Work to do: Report every line below that holds the word "Lambert".

Stored data:
-- BEGIN --
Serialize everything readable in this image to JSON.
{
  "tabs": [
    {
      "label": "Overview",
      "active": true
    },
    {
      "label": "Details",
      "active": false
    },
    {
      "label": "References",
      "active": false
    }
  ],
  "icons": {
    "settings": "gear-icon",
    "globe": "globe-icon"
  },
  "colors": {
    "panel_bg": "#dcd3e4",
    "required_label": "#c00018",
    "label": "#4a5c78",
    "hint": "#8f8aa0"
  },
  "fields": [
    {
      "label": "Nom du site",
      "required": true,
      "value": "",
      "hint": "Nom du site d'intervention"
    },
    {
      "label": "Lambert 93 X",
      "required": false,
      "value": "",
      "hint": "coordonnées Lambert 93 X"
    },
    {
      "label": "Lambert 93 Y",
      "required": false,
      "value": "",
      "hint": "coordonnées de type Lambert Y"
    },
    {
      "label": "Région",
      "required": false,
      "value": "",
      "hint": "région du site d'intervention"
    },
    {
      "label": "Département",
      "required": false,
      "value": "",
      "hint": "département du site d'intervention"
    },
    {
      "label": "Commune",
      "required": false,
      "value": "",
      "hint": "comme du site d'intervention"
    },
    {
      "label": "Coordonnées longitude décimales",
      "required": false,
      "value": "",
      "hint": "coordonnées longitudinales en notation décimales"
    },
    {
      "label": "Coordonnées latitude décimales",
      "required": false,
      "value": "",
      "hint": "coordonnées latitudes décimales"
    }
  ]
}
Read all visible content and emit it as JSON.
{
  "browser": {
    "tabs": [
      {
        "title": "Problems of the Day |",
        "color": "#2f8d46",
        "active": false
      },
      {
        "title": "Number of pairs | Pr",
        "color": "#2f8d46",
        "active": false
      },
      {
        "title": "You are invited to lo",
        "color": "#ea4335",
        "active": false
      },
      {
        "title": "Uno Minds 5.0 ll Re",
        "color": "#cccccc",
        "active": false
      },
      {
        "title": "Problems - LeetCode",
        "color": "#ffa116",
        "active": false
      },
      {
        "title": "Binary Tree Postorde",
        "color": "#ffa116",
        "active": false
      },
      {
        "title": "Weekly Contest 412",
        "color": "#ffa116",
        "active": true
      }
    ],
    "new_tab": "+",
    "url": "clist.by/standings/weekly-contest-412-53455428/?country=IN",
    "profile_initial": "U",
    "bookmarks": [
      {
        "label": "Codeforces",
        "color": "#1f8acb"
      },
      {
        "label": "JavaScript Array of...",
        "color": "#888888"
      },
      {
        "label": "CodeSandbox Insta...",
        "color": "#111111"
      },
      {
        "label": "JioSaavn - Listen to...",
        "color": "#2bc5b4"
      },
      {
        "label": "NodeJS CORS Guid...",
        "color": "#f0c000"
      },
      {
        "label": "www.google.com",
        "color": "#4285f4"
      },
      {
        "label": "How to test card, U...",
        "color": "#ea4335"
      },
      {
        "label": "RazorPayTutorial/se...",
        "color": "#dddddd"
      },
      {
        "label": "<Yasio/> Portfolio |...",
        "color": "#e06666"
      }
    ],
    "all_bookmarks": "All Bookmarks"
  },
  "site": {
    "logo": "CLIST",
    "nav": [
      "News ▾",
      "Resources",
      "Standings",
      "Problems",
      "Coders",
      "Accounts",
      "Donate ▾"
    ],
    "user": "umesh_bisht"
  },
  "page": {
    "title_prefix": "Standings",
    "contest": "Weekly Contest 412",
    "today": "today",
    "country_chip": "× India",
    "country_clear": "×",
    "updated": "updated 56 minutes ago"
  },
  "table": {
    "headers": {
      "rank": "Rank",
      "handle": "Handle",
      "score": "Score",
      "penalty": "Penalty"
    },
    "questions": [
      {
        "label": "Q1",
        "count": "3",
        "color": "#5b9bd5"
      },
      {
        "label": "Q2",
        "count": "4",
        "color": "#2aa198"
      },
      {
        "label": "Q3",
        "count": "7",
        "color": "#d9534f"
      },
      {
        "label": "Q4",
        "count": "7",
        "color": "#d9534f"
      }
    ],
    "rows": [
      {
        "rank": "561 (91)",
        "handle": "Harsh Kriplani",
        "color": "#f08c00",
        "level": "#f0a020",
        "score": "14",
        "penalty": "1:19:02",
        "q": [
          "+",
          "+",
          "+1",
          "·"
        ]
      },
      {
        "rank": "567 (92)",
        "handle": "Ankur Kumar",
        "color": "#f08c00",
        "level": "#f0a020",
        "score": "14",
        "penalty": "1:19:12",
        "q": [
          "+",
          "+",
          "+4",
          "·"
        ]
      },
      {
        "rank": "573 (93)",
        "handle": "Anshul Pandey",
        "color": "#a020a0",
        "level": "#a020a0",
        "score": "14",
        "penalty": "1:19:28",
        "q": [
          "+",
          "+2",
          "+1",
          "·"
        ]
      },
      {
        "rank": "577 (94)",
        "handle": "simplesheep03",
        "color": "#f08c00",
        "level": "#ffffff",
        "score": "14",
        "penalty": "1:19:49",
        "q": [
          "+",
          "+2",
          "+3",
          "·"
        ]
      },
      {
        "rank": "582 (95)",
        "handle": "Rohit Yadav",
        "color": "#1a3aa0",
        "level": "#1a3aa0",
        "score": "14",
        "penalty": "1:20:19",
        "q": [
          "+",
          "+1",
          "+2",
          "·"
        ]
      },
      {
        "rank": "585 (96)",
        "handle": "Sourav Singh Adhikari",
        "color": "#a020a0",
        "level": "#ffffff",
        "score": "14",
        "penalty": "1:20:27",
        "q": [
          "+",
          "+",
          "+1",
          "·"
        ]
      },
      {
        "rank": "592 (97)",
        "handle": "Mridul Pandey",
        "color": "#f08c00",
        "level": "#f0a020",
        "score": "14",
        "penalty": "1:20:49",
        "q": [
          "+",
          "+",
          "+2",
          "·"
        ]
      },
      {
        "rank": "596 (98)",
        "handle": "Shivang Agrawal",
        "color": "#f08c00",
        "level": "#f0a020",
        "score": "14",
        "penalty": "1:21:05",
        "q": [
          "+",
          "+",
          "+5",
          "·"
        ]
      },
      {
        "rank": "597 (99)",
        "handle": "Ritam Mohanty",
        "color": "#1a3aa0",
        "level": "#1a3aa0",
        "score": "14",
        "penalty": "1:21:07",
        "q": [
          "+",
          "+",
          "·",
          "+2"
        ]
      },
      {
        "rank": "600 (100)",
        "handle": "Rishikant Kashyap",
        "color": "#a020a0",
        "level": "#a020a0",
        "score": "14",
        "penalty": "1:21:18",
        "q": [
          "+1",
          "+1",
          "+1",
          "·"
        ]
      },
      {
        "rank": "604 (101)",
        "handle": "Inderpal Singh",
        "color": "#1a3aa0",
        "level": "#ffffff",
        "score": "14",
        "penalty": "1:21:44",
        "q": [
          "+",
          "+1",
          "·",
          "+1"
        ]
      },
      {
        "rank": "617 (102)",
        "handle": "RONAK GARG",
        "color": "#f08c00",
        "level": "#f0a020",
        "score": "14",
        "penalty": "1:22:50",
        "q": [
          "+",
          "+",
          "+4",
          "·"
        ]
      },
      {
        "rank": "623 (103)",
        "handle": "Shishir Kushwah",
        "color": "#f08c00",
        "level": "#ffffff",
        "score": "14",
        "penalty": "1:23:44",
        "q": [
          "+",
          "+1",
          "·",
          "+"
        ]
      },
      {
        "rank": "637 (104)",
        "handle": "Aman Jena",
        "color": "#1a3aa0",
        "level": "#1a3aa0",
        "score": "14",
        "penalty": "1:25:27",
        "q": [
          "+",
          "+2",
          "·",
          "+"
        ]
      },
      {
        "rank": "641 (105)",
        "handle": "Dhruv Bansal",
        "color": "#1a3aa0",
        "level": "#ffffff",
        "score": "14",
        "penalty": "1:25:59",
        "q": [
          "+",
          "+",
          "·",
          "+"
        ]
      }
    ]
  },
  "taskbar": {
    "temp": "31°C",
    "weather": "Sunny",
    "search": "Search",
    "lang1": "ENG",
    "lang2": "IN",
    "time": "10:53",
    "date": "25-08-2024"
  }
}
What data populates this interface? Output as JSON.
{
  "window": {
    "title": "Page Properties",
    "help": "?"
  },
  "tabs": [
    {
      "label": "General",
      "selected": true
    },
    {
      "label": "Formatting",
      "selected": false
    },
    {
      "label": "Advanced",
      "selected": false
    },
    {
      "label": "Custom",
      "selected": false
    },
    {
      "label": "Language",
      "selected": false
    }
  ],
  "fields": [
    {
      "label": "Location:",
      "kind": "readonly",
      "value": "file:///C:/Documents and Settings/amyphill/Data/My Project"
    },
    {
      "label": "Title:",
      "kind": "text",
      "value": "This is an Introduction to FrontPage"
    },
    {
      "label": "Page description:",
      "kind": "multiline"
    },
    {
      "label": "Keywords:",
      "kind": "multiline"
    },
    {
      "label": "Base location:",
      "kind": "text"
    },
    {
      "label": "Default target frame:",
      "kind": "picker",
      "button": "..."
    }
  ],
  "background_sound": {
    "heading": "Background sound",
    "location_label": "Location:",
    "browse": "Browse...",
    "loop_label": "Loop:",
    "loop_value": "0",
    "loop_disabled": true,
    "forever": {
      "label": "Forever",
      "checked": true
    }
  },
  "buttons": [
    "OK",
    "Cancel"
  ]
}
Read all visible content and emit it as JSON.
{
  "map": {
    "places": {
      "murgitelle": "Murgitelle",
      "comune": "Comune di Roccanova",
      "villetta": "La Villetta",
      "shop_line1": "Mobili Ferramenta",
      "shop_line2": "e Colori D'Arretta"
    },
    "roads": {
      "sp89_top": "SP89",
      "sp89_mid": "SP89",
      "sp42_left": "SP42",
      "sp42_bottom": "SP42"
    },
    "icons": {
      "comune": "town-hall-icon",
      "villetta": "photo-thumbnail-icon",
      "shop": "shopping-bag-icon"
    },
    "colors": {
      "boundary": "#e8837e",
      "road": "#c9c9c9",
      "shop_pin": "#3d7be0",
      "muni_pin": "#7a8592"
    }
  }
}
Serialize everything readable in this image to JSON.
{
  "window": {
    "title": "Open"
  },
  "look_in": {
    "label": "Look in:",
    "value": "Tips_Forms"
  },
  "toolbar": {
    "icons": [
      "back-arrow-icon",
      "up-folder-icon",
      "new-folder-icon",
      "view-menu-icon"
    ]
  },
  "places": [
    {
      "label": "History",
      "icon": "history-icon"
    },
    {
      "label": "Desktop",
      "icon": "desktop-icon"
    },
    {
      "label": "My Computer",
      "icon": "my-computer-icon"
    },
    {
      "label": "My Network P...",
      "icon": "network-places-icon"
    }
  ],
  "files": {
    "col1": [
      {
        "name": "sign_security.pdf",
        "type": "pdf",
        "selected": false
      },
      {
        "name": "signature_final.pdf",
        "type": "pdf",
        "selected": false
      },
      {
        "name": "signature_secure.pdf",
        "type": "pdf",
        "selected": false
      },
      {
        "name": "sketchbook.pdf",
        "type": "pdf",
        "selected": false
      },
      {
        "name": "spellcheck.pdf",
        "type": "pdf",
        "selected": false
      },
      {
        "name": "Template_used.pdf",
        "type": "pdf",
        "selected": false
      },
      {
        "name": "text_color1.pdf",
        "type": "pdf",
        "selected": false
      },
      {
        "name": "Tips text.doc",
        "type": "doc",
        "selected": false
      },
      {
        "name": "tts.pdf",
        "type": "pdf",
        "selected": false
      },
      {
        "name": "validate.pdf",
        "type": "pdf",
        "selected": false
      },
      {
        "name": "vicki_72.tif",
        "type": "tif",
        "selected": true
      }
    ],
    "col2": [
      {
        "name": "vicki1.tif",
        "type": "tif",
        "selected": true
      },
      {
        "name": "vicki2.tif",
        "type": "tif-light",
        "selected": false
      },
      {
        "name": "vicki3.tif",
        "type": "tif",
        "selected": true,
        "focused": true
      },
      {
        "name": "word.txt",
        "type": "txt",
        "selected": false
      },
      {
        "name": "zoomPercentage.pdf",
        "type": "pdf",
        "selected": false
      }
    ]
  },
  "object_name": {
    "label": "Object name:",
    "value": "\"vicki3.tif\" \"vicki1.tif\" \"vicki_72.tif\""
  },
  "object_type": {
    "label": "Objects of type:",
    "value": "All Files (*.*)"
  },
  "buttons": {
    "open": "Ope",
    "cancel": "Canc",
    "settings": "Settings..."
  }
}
-- END --
Expected output:
      "label": "Lambert 93 X",
      "hint": "coordonnées Lambert 93 X"
      "label": "Lambert 93 Y",
      "hint": "coordonnées de type Lambert Y"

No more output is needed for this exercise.